• PROBLEM
Reading down the listing below, count the lines where the word "Ἐκκλησίας" shows up, then give only that count.
— start of DATA ENTRIES —
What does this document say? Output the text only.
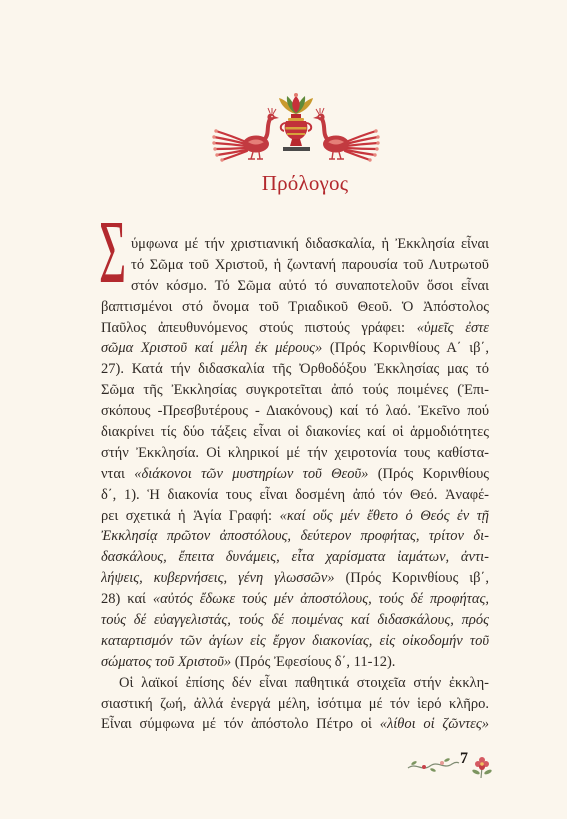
Πρόλογος
Σ ύμφωνα μέ τήν χριστιανική διδασκαλία, ἡ Ἐκκλησία εἶναι
τό Σῶμα τοῦ Χριστοῦ, ἡ ζωντανή παρουσία τοῦ Λυτρωτοῦ
στόν κόσμο. Τό Σῶμα αὐτό τό συναποτελοῦν ὅσοι εἶναι
βαπτισμένοι στό ὄνομα τοῦ Τριαδικοῦ Θεοῦ. Ὁ Ἀπόστολος
Παῦλος ἀπευθυνόμενος στούς πιστούς γράφει: «ὑμεῖς ἐστε
σῶμα Χριστοῦ καί μέλη ἐκ μέρους» (Πρός Κορινθίους Α΄ ιβ΄,
27). Κατά τήν διδασκαλία τῆς Ὀρθοδόξου Ἐκκλησίας μας τό
Σῶμα τῆς Ἐκκλησίας συγκροτεῖται ἀπό τούς ποιμένες (Ἐπι-
σκόπους -Πρεσβυτέρους - Διακόνους) καί τό λαό. Ἐκεῖνο πού
διακρίνει τίς δύο τάξεις εἶναι οἱ διακονίες καί οἱ ἁρμοδιότητες
στήν Ἐκκλησία. Οἱ κληρικοί μέ τήν χειροτονία τους καθίστα-
νται «διάκονοι τῶν μυστηρίων τοῦ Θεοῦ» (Πρός Κορινθίους
δ΄, 1). Ἡ διακονία τους εἶναι δοσμένη ἀπό τόν Θεό. Ἀναφέ-
ρει σχετικά ἡ Ἁγία Γραφή: «καί οὕς μέν ἔθετο ὁ Θεός ἐν τῇ
Ἐκκλησίᾳ πρῶτον ἀποστόλους, δεύτερον προφήτας, τρίτον δι-
δασκάλους, ἔπειτα δυνάμεις, εἶτα χαρίσματα ἰαμάτων, ἀντι-
λήψεις, κυβερνήσεις, γένη γλωσσῶν» (Πρός Κορινθίους ιβ΄,
28) καί «αὐτός ἔδωκε τούς μέν ἀποστόλους, τούς δέ προφήτας,
τούς δέ εὐαγγελιστάς, τούς δέ ποιμένας καί διδασκάλους, πρός
καταρτισμόν τῶν ἁγίων εἰς ἔργον διακονίας, εἰς οἰκοδομήν τοῦ
σώματος τοῦ Χριστοῦ» (Πρός Ἐφεσίους δ΄, 11-12).
Οἱ λαϊκοί ἐπίσης δέν εἶναι παθητικά στοιχεῖα στήν ἐκκλη-
σιαστική ζωή, ἀλλά ἐνεργά μέλη, ἰσότιμα μέ τόν ἱερό κλῆρο.
Εἶναι σύμφωνα μέ τόν ἀπόστολο Πέτρο οἱ «λίθοι οἱ ζῶντες»
7
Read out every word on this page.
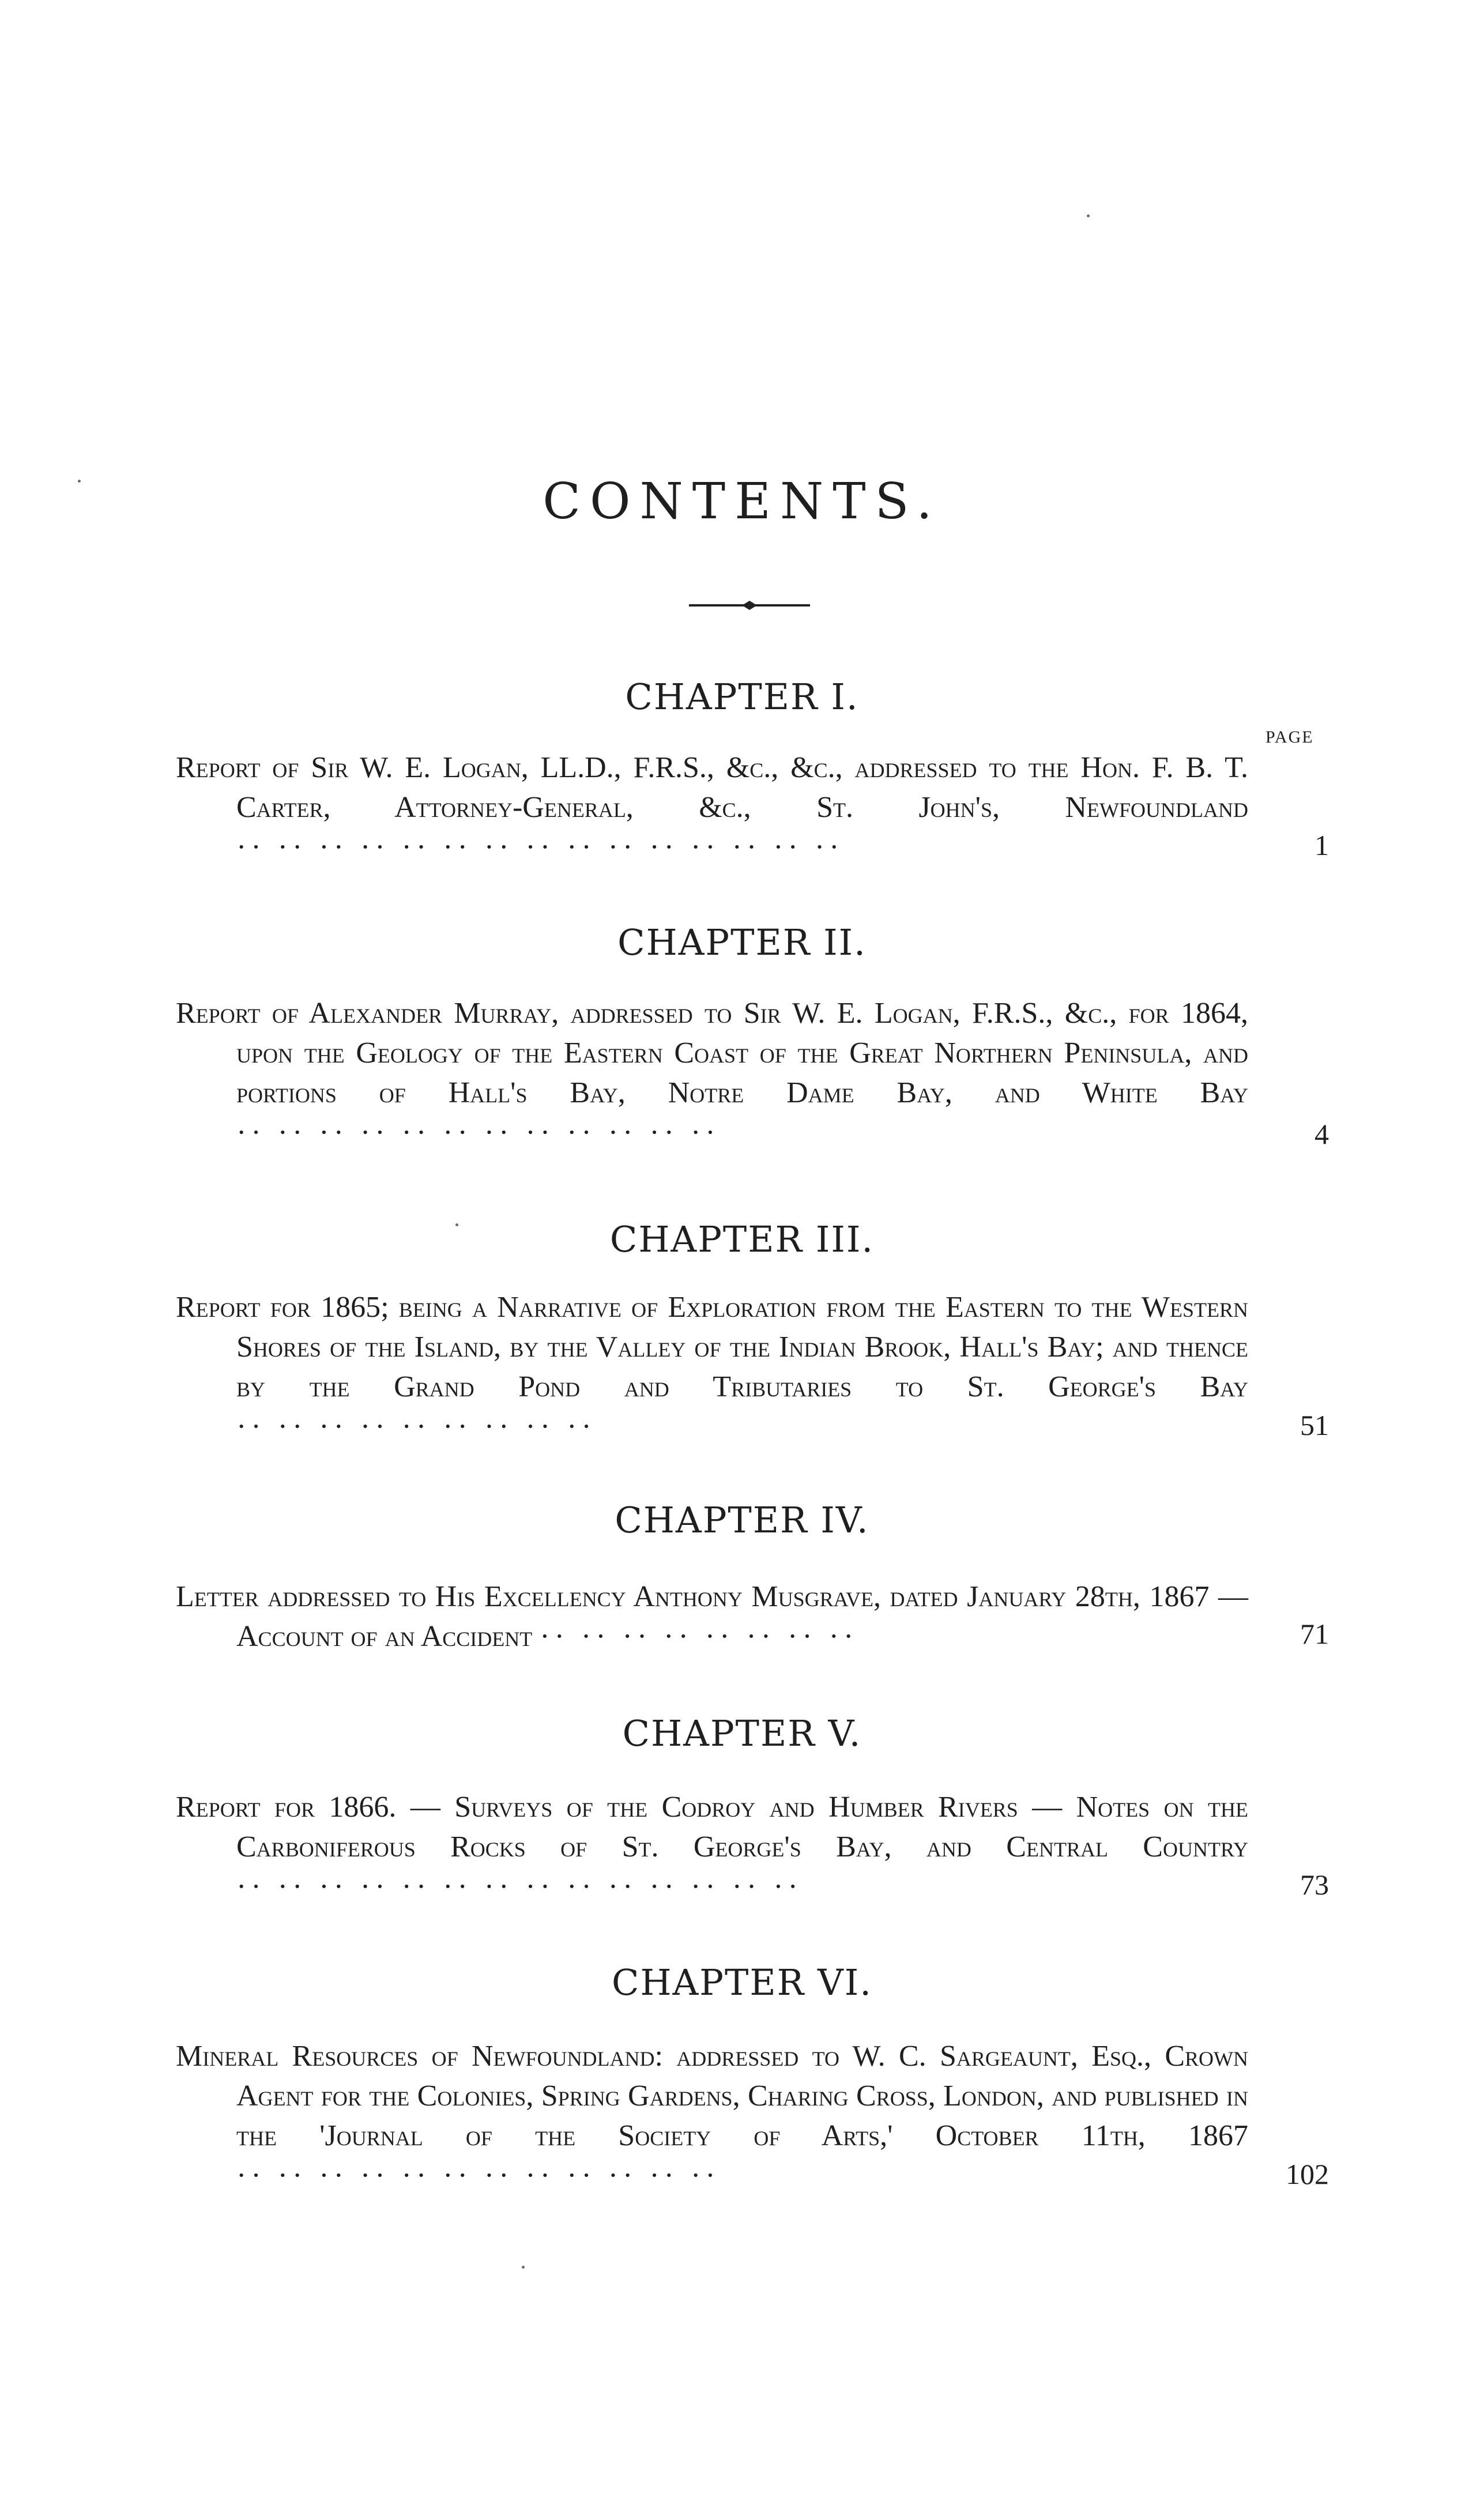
CONTENTS.
PAGE
CHAPTER I.
Report of Sir W. E. Logan, LL.D., F.R.S., &c., &c., addressed to the Hon. F. B. T. Carter, Attorney-General, &c., St. John's, Newfoundland ·· ·· ·· ·· ·· ·· ·· ·· ·· ·· ·· ·· ·· ·· ··	1
CHAPTER II.
Report of Alexander Murray, addressed to Sir W. E. Logan, F.R.S., &c., for 1864, upon the Geology of the Eastern Coast of the Great Northern Peninsula, and portions of Hall's Bay, Notre Dame Bay, and White Bay ·· ·· ·· ·· ·· ·· ·· ·· ·· ·· ·· ··	4
CHAPTER III.
Report for 1865; being a Narrative of Exploration from the Eastern to the Western Shores of the Island, by the Valley of the Indian Brook, Hall's Bay; and thence by the Grand Pond and Tributaries to St. George's Bay ·· ·· ·· ·· ·· ·· ·· ·· ··	51
CHAPTER IV.
Letter addressed to His Excellency Anthony Musgrave, dated January 28th, 1867 — Account of an Accident ·· ·· ·· ·· ·· ·· ·· ··	71
CHAPTER V.
Report for 1866. — Surveys of the Codroy and Humber Rivers — Notes on the Carboniferous Rocks of St. George's Bay, and Central Country ·· ·· ·· ·· ·· ·· ·· ·· ·· ·· ·· ·· ·· ··	73
CHAPTER VI.
Mineral Resources of Newfoundland: addressed to W. C. Sargeaunt, Esq., Crown Agent for the Colonies, Spring Gardens, Charing Cross, London, and published in the 'Journal of the Society of Arts,' October 11th, 1867 ·· ·· ·· ·· ·· ·· ·· ·· ·· ·· ·· ··	102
— end of DATA ENTRIES —
• SOLUTION TO THE EXERCISE
2